### WHAT THE EXERCISE ASKS:
Copy each line holding the string "gratitude".

### GIVEN ENTRIES:
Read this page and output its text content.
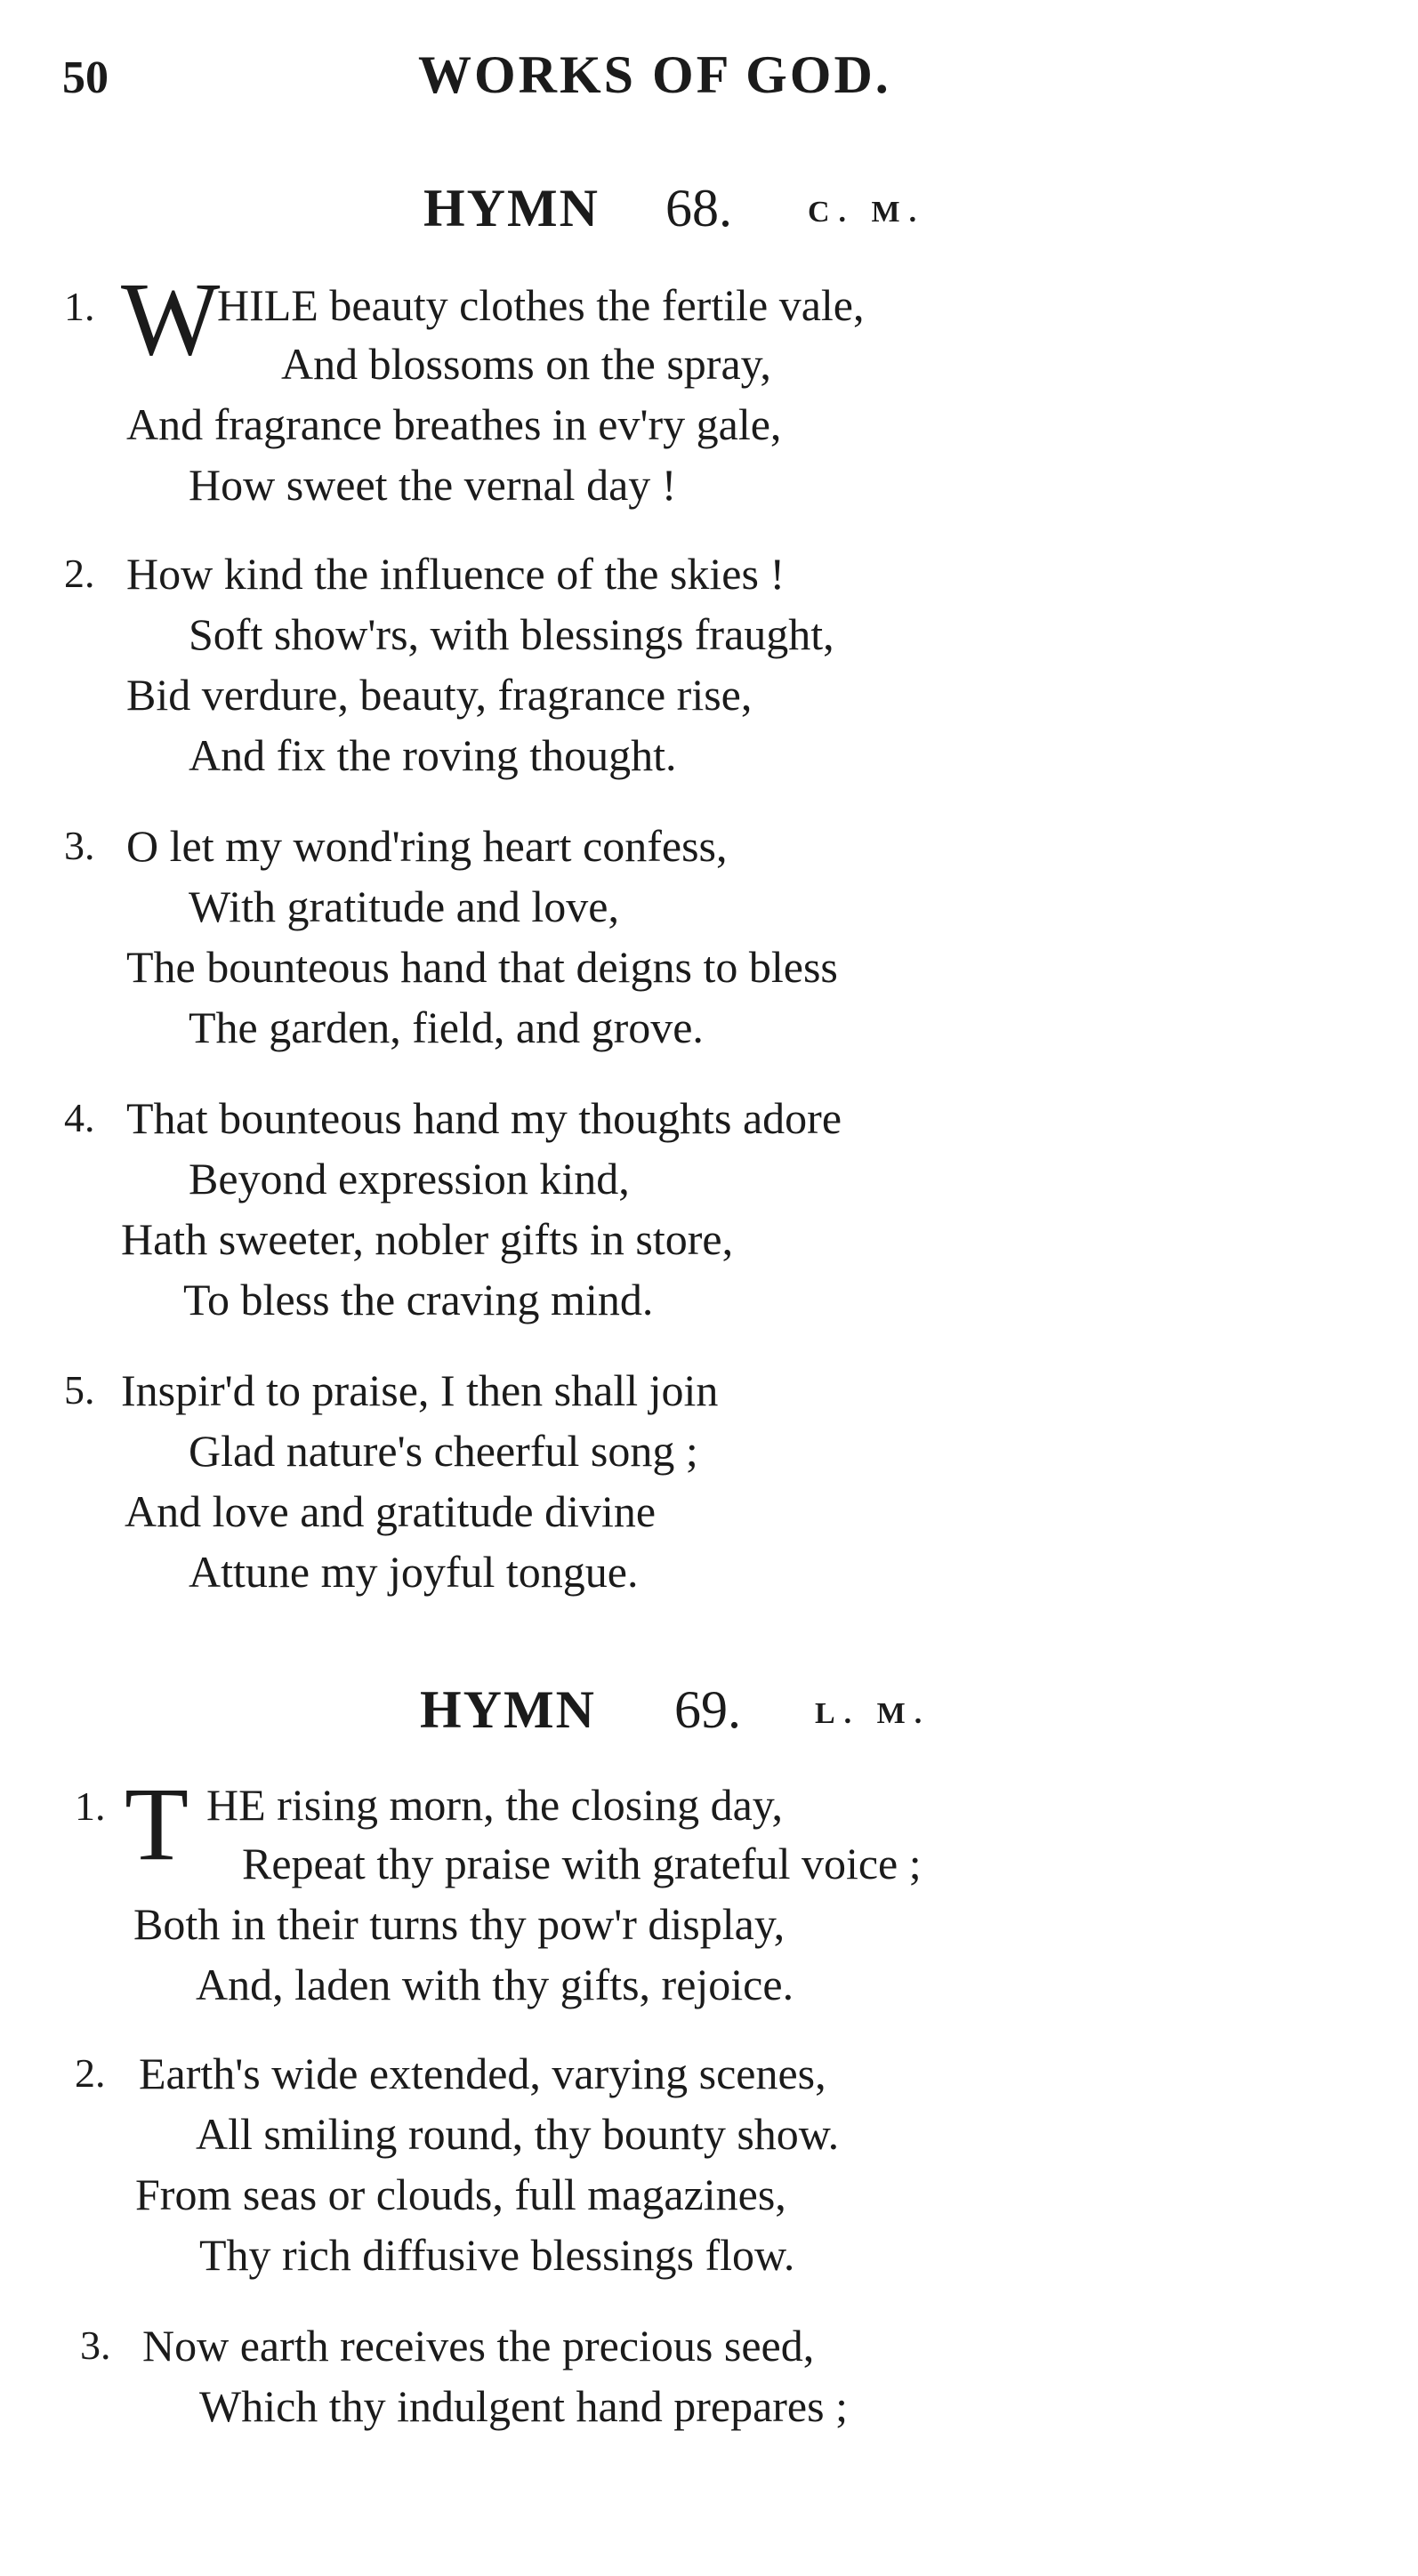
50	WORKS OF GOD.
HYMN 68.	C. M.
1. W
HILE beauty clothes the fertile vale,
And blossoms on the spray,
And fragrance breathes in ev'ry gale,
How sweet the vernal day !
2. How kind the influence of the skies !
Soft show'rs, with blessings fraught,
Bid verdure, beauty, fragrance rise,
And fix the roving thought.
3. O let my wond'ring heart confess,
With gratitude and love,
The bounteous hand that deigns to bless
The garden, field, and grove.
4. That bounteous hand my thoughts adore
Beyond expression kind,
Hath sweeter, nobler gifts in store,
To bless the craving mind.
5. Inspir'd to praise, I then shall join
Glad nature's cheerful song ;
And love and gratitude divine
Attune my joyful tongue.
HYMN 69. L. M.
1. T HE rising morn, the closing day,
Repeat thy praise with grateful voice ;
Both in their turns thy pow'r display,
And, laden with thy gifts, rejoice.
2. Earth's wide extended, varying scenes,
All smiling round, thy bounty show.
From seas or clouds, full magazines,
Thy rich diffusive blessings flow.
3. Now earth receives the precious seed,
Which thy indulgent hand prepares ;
* * *
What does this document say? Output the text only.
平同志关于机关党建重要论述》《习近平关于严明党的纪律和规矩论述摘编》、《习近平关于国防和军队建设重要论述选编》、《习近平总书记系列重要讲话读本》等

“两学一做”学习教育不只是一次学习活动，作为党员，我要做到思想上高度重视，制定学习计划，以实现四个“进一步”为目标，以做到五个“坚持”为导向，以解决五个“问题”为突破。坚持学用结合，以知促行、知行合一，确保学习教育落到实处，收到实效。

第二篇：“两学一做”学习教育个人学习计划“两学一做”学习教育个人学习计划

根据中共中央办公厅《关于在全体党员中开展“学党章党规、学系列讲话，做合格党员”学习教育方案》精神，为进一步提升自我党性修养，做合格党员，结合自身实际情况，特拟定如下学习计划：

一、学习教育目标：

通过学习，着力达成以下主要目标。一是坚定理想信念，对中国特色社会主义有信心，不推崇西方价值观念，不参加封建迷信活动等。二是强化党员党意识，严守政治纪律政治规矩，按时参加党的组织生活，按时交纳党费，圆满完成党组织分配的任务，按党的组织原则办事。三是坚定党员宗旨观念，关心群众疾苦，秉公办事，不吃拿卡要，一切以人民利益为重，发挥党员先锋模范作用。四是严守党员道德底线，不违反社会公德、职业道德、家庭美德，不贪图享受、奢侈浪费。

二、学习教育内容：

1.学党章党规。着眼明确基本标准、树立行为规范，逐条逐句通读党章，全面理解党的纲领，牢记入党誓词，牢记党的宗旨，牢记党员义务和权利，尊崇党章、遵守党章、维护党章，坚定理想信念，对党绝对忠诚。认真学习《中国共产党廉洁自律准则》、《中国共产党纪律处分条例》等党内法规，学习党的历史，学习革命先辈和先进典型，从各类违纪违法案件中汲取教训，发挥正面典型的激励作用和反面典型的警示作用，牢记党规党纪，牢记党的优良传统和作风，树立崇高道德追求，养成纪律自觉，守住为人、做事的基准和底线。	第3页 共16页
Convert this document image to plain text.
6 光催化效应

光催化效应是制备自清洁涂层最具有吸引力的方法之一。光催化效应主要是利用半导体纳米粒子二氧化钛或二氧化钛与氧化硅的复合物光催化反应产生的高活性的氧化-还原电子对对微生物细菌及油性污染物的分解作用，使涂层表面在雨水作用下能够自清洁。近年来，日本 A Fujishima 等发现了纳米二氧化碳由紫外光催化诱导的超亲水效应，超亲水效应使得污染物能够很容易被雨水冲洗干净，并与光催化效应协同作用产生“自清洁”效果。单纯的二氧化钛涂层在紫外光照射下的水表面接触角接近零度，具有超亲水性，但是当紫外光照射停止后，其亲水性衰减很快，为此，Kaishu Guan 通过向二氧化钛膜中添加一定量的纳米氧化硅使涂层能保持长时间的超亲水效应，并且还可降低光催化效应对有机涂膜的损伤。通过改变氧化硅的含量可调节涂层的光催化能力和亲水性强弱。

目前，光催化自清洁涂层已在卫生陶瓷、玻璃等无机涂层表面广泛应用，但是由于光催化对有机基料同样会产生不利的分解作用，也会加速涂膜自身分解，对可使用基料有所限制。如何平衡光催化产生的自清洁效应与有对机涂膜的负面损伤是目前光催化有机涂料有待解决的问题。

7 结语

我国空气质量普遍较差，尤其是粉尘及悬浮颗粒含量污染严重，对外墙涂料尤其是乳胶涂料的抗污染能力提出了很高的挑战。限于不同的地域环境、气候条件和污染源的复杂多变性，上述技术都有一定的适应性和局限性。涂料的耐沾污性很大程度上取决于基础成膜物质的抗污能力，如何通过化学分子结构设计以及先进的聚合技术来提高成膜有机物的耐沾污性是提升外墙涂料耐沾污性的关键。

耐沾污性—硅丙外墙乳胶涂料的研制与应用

### WRITTEN ANSWER:
With gratitude and love,
And love and gratitude divine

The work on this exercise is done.